— Start DATA LINES —

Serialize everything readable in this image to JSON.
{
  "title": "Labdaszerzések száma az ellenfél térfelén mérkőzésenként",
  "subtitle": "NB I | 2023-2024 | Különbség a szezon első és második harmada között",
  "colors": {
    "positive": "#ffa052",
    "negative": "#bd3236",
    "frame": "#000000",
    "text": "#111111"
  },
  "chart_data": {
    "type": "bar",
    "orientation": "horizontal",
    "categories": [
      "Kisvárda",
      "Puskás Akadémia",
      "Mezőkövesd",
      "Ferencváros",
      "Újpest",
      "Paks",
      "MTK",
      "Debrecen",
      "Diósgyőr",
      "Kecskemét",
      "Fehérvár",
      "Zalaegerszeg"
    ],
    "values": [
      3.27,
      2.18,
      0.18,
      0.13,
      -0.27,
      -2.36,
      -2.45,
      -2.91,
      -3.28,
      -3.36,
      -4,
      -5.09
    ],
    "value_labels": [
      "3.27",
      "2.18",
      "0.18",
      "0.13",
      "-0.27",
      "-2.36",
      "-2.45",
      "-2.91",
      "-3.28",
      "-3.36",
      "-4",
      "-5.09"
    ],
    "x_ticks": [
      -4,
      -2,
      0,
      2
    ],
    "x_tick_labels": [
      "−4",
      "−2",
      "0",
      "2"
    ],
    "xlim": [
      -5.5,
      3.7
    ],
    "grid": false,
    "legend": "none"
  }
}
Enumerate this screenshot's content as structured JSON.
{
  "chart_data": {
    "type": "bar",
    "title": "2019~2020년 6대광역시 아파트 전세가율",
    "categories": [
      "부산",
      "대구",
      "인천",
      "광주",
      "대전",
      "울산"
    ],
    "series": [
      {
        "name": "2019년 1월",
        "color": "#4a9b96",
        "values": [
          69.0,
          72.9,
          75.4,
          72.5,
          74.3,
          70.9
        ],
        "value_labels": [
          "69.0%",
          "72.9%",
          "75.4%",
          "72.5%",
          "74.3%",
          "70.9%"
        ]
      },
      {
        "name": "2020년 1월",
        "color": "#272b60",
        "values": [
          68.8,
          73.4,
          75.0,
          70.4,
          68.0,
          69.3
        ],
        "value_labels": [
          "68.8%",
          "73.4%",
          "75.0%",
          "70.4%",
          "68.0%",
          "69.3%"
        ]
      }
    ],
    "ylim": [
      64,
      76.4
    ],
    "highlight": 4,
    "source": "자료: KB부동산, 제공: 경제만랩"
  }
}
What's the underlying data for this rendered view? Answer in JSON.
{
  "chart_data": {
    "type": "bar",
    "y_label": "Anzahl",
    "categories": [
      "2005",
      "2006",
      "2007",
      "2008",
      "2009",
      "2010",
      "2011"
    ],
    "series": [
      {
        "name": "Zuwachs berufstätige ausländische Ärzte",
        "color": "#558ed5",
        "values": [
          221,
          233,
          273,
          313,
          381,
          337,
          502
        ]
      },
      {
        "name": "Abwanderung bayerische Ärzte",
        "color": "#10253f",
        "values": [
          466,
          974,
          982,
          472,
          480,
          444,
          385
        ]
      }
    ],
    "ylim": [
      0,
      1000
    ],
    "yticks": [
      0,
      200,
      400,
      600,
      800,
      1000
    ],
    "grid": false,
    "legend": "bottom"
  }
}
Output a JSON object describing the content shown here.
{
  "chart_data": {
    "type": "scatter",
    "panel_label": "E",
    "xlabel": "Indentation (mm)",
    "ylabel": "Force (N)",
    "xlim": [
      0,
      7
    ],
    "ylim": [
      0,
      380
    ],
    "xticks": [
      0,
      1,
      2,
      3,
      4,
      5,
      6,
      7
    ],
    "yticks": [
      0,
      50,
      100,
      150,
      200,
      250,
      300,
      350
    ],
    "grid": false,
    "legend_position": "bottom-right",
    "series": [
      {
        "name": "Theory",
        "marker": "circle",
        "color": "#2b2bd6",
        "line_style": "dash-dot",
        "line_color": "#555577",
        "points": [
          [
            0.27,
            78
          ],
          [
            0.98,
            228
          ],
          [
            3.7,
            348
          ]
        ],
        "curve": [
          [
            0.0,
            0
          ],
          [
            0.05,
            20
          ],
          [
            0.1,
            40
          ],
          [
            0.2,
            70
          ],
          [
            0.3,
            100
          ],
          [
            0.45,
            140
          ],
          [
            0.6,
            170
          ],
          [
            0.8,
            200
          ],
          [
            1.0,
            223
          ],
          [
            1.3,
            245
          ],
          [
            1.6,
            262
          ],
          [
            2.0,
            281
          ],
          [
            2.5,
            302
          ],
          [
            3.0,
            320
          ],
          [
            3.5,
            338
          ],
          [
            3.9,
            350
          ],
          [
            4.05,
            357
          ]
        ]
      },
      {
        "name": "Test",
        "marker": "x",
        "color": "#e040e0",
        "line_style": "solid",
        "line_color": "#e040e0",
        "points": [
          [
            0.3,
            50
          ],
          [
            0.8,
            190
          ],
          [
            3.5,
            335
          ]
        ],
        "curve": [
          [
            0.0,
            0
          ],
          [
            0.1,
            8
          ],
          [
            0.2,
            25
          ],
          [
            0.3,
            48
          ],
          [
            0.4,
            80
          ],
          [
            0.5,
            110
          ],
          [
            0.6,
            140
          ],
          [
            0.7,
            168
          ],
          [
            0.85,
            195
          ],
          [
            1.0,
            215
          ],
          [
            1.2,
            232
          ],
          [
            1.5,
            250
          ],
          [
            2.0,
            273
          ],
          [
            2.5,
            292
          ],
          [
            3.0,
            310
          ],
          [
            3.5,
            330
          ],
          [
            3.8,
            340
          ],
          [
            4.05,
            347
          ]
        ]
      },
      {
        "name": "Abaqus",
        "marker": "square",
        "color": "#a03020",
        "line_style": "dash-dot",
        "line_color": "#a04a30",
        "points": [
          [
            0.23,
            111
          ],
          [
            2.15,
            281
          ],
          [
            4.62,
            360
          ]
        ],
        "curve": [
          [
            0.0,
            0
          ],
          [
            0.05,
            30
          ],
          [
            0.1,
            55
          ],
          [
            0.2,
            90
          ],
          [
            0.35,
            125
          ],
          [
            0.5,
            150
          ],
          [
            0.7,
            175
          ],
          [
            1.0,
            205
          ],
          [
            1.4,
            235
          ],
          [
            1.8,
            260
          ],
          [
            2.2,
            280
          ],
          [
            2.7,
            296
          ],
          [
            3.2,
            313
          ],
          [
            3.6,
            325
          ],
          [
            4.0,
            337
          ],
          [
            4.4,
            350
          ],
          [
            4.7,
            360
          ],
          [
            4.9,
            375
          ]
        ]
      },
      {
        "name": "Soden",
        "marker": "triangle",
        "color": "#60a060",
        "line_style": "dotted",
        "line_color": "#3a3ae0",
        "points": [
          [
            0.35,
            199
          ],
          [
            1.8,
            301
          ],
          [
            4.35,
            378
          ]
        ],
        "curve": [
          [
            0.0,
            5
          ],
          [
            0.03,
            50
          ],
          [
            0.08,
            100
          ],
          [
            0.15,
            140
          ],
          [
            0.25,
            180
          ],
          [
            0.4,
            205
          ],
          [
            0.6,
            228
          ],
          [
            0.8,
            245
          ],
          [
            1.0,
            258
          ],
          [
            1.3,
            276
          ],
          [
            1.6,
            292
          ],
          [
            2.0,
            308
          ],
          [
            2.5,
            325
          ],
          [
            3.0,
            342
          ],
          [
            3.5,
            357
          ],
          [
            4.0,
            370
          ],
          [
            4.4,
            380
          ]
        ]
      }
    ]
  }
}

— End DATA LINES —

» **WORK TO BE COMPLETED**: Reproduce each record shown above without altering a single word.

» **SOLUTION TO THIS EXERCISE**:
Serialize everything readable in this image to JSON.
{
  "title": "Labdaszerzések száma az ellenfél térfelén mérkőzésenként",
  "subtitle": "NB I | 2023-2024 | Különbség a szezon első és második harmada között",
  "colors": {
    "positive": "#ffa052",
    "negative": "#bd3236",
    "frame": "#000000",
    "text": "#111111"
  },
  "chart_data": {
    "type": "bar",
    "orientation": "horizontal",
    "categories": [
      "Kisvárda",
      "Puskás Akadémia",
      "Mezőkövesd",
      "Ferencváros",
      "Újpest",
      "Paks",
      "MTK",
      "Debrecen",
      "Diósgyőr",
      "Kecskemét",
      "Fehérvár",
      "Zalaegerszeg"
    ],
    "values": [
      3.27,
      2.18,
      0.18,
      0.13,
      -0.27,
      -2.36,
      -2.45,
      -2.91,
      -3.28,
      -3.36,
      -4,
      -5.09
    ],
    "value_labels": [
      "3.27",
      "2.18",
      "0.18",
      "0.13",
      "-0.27",
      "-2.36",
      "-2.45",
      "-2.91",
      "-3.28",
      "-3.36",
      "-4",
      "-5.09"
    ],
    "x_ticks": [
      -4,
      -2,
      0,
      2
    ],
    "x_tick_labels": [
      "−4",
      "−2",
      "0",
      "2"
    ],
    "xlim": [
      -5.5,
      3.7
    ],
    "grid": false,
    "legend": "none"
  }
}
Enumerate this screenshot's content as structured JSON.
{
  "chart_data": {
    "type": "bar",
    "title": "2019~2020년 6대광역시 아파트 전세가율",
    "categories": [
      "부산",
      "대구",
      "인천",
      "광주",
      "대전",
      "울산"
    ],
    "series": [
      {
        "name": "2019년 1월",
        "color": "#4a9b96",
        "values": [
          69.0,
          72.9,
          75.4,
          72.5,
          74.3,
          70.9
        ],
        "value_labels": [
          "69.0%",
          "72.9%",
          "75.4%",
          "72.5%",
          "74.3%",
          "70.9%"
        ]
      },
      {
        "name": "2020년 1월",
        "color": "#272b60",
        "values": [
          68.8,
          73.4,
          75.0,
          70.4,
          68.0,
          69.3
        ],
        "value_labels": [
          "68.8%",
          "73.4%",
          "75.0%",
          "70.4%",
          "68.0%",
          "69.3%"
        ]
      }
    ],
    "ylim": [
      64,
      76.4
    ],
    "highlight": 4,
    "source": "자료: KB부동산, 제공: 경제만랩"
  }
}
What's the underlying data for this rendered view? Answer in JSON.
{
  "chart_data": {
    "type": "bar",
    "y_label": "Anzahl",
    "categories": [
      "2005",
      "2006",
      "2007",
      "2008",
      "2009",
      "2010",
      "2011"
    ],
    "series": [
      {
        "name": "Zuwachs berufstätige ausländische Ärzte",
        "color": "#558ed5",
        "values": [
          221,
          233,
          273,
          313,
          381,
          337,
          502
        ]
      },
      {
        "name": "Abwanderung bayerische Ärzte",
        "color": "#10253f",
        "values": [
          466,
          974,
          982,
          472,
          480,
          444,
          385
        ]
      }
    ],
    "ylim": [
      0,
      1000
    ],
    "yticks": [
      0,
      200,
      400,
      600,
      800,
      1000
    ],
    "grid": false,
    "legend": "bottom"
  }
}
Output a JSON object describing the content shown here.
{
  "chart_data": {
    "type": "scatter",
    "panel_label": "E",
    "xlabel": "Indentation (mm)",
    "ylabel": "Force (N)",
    "xlim": [
      0,
      7
    ],
    "ylim": [
      0,
      380
    ],
    "xticks": [
      0,
      1,
      2,
      3,
      4,
      5,
      6,
      7
    ],
    "yticks": [
      0,
      50,
      100,
      150,
      200,
      250,
      300,
      350
    ],
    "grid": false,
    "legend_position": "bottom-right",
    "series": [
      {
        "name": "Theory",
        "marker": "circle",
        "color": "#2b2bd6",
        "line_style": "dash-dot",
        "line_color": "#555577",
        "points": [
          [
            0.27,
            78
          ],
          [
            0.98,
            228
          ],
          [
            3.7,
            348
          ]
        ],
        "curve": [
          [
            0.0,
            0
          ],
          [
            0.05,
            20
          ],
          [
            0.1,
            40
          ],
          [
            0.2,
            70
          ],
          [
            0.3,
            100
          ],
          [
            0.45,
            140
          ],
          [
            0.6,
            170
          ],
          [
            0.8,
            200
          ],
          [
            1.0,
            223
          ],
          [
            1.3,
            245
          ],
          [
            1.6,
            262
          ],
          [
            2.0,
            281
          ],
          [
            2.5,
            302
          ],
          [
            3.0,
            320
          ],
          [
            3.5,
            338
          ],
          [
            3.9,
            350
          ],
          [
            4.05,
            357
          ]
        ]
      },
      {
        "name": "Test",
        "marker": "x",
        "color": "#e040e0",
        "line_style": "solid",
        "line_color": "#e040e0",
        "points": [
          [
            0.3,
            50
          ],
          [
            0.8,
            190
          ],
          [
            3.5,
            335
          ]
        ],
        "curve": [
          [
            0.0,
            0
          ],
          [
            0.1,
            8
          ],
          [
            0.2,
            25
          ],
          [
            0.3,
            48
          ],
          [
            0.4,
            80
          ],
          [
            0.5,
            110
          ],
          [
            0.6,
            140
          ],
          [
            0.7,
            168
          ],
          [
            0.85,
            195
          ],
          [
            1.0,
            215
          ],
          [
            1.2,
            232
          ],
          [
            1.5,
            250
          ],
          [
            2.0,
            273
          ],
          [
            2.5,
            292
          ],
          [
            3.0,
            310
          ],
          [
            3.5,
            330
          ],
          [
            3.8,
            340
          ],
          [
            4.05,
            347
          ]
        ]
      },
      {
        "name": "Abaqus",
        "marker": "square",
        "color": "#a03020",
        "line_style": "dash-dot",
        "line_color": "#a04a30",
        "points": [
          [
            0.23,
            111
          ],
          [
            2.15,
            281
          ],
          [
            4.62,
            360
          ]
        ],
        "curve": [
          [
            0.0,
            0
          ],
          [
            0.05,
            30
          ],
          [
            0.1,
            55
          ],
          [
            0.2,
            90
          ],
          [
            0.35,
            125
          ],
          [
            0.5,
            150
          ],
          [
            0.7,
            175
          ],
          [
            1.0,
            205
          ],
          [
            1.4,
            235
          ],
          [
            1.8,
            260
          ],
          [
            2.2,
            280
          ],
          [
            2.7,
            296
          ],
          [
            3.2,
            313
          ],
          [
            3.6,
            325
          ],
          [
            4.0,
            337
          ],
          [
            4.4,
            350
          ],
          [
            4.7,
            360
          ],
          [
            4.9,
            375
          ]
        ]
      },
      {
        "name": "Soden",
        "marker": "triangle",
        "color": "#60a060",
        "line_style": "dotted",
        "line_color": "#3a3ae0",
        "points": [
          [
            0.35,
            199
          ],
          [
            1.8,
            301
          ],
          [
            4.35,
            378
          ]
        ],
        "curve": [
          [
            0.0,
            5
          ],
          [
            0.03,
            50
          ],
          [
            0.08,
            100
          ],
          [
            0.15,
            140
          ],
          [
            0.25,
            180
          ],
          [
            0.4,
            205
          ],
          [
            0.6,
            228
          ],
          [
            0.8,
            245
          ],
          [
            1.0,
            258
          ],
          [
            1.3,
            276
          ],
          [
            1.6,
            292
          ],
          [
            2.0,
            308
          ],
          [
            2.5,
            325
          ],
          [
            3.0,
            342
          ],
          [
            3.5,
            357
          ],
          [
            4.0,
            370
          ],
          [
            4.4,
            380
          ]
        ]
      }
    ]
  }
}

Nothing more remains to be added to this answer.